**Supplied records:**
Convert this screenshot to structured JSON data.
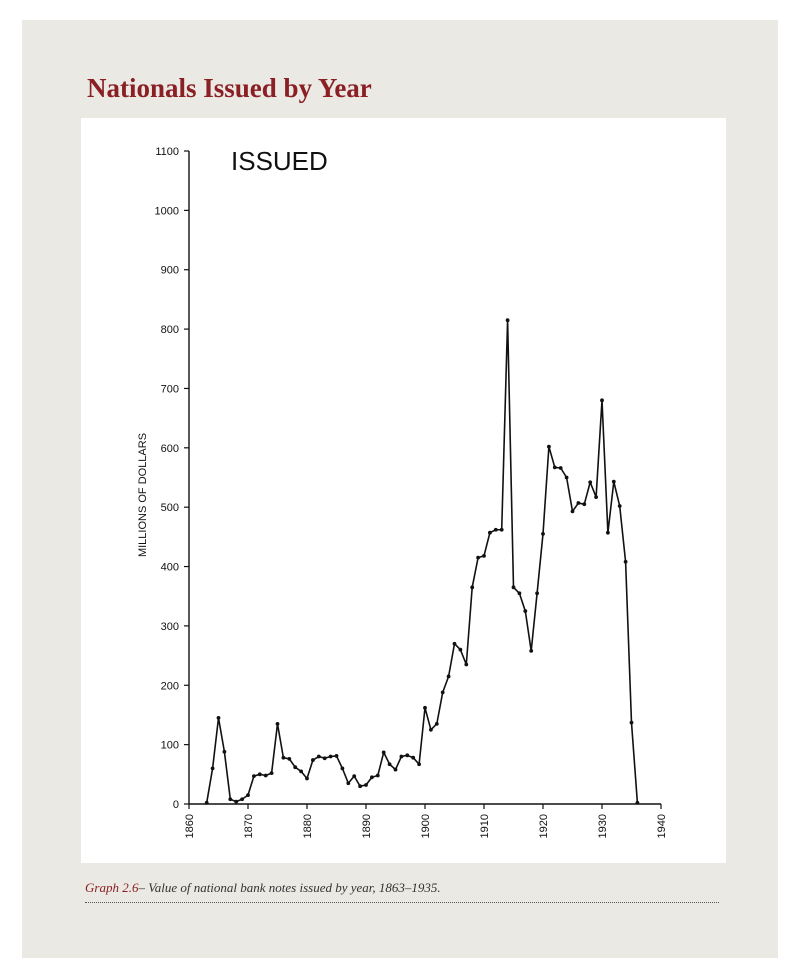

--

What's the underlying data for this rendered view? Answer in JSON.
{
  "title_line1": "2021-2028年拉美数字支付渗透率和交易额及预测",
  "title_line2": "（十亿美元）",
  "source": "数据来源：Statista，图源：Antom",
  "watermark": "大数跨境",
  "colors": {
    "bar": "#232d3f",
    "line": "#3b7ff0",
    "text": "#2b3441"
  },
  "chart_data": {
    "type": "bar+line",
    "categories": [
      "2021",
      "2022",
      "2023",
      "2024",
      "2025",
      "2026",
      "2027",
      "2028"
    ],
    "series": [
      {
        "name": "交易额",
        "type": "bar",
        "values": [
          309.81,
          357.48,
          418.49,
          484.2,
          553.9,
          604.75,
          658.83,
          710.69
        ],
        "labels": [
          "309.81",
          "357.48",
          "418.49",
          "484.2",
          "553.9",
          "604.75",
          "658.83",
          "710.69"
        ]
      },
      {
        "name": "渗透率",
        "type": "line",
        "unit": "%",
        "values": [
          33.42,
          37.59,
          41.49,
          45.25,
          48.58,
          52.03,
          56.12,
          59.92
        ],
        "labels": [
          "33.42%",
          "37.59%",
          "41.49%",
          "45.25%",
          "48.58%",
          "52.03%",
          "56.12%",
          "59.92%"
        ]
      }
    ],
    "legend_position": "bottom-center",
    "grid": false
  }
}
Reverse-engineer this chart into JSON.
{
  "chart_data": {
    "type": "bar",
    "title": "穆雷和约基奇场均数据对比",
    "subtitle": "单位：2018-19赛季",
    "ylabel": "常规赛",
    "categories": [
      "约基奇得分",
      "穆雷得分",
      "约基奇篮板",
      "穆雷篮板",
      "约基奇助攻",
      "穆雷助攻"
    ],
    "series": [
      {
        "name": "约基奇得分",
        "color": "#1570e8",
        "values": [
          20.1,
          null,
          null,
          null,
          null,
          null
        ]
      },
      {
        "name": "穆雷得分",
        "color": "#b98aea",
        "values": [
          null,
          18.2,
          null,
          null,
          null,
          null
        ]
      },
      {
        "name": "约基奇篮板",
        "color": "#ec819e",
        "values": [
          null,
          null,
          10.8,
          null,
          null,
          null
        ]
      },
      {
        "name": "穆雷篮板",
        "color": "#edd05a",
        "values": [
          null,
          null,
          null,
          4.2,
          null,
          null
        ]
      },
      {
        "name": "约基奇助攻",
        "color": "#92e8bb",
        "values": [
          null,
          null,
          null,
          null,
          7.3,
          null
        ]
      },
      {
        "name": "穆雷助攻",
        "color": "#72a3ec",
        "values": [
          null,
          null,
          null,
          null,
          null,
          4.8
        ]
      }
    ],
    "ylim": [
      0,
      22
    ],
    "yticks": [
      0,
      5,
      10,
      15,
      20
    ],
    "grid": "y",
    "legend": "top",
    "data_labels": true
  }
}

==

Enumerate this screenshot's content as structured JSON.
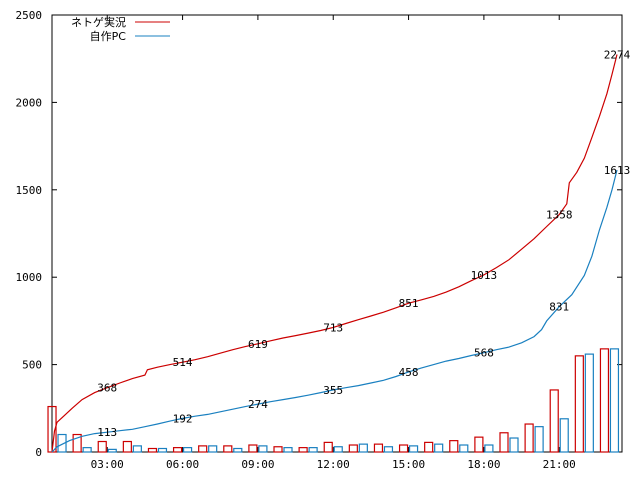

**Problem to work on:** Look through the material and say how many lines hold "screenshot". Give the number only.

**Output for this exercise:** 2